## Directions
In the entries that follow, count each line containing "style" and state the total, nothing more.

## Data supplied
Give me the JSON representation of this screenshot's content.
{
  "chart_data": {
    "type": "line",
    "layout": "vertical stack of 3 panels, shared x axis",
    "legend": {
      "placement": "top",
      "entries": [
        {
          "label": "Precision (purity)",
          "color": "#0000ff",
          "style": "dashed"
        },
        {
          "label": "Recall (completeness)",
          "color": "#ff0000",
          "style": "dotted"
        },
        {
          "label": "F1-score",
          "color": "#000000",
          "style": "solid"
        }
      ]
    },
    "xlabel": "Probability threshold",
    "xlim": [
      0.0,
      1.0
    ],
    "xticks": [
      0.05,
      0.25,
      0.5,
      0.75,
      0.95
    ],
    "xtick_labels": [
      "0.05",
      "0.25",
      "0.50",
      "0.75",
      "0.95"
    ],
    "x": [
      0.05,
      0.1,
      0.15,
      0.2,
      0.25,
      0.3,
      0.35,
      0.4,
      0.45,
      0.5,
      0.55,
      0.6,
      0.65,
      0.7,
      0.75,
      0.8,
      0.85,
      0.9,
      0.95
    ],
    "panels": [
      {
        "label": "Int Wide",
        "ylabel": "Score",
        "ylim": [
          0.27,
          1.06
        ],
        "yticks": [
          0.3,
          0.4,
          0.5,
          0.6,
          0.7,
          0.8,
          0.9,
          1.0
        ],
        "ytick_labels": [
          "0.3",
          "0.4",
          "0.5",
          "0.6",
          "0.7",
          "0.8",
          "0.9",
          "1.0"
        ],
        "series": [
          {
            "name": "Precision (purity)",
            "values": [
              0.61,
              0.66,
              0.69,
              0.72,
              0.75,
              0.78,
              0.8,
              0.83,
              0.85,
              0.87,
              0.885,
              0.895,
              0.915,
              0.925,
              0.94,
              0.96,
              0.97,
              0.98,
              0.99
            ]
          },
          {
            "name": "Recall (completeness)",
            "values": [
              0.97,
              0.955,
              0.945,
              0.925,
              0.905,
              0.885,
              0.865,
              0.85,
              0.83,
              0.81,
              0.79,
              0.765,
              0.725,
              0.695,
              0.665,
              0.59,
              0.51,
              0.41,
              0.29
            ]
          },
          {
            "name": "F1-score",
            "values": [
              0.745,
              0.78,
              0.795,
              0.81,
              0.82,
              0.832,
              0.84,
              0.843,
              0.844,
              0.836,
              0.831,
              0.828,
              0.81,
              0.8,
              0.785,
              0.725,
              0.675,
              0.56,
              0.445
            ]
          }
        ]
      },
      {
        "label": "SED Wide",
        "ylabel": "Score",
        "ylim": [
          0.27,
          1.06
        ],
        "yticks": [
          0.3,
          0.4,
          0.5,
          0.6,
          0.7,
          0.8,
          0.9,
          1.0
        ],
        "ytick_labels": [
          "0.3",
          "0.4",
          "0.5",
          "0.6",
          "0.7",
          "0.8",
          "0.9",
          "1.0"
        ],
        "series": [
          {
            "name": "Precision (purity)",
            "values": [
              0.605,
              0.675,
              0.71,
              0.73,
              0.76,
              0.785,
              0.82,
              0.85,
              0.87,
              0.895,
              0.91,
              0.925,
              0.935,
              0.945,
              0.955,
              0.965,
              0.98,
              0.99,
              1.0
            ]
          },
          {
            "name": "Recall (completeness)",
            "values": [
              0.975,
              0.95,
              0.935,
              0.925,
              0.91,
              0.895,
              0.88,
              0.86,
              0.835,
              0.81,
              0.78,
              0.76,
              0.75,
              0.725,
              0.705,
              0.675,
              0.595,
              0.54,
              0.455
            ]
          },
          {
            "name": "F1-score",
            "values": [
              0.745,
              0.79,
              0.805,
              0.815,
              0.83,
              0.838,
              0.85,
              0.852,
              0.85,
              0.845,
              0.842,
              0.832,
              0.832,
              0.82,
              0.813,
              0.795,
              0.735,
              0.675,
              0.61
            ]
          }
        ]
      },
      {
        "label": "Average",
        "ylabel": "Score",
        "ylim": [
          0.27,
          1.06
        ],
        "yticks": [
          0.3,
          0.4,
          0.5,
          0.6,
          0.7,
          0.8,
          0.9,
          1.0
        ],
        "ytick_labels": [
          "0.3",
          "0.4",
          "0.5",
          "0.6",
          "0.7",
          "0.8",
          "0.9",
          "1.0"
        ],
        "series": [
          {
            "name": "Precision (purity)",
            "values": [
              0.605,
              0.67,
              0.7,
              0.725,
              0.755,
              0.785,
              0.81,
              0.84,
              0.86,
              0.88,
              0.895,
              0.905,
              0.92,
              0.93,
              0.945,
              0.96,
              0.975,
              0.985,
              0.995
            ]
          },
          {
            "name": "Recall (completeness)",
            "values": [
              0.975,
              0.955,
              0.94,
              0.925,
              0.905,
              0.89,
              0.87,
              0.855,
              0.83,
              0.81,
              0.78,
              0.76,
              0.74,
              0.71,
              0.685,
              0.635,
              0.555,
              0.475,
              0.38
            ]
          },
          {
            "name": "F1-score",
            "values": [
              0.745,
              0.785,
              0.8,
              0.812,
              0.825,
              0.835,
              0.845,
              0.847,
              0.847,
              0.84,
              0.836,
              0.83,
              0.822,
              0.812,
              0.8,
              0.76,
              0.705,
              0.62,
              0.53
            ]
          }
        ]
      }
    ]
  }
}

## Reply to the task
3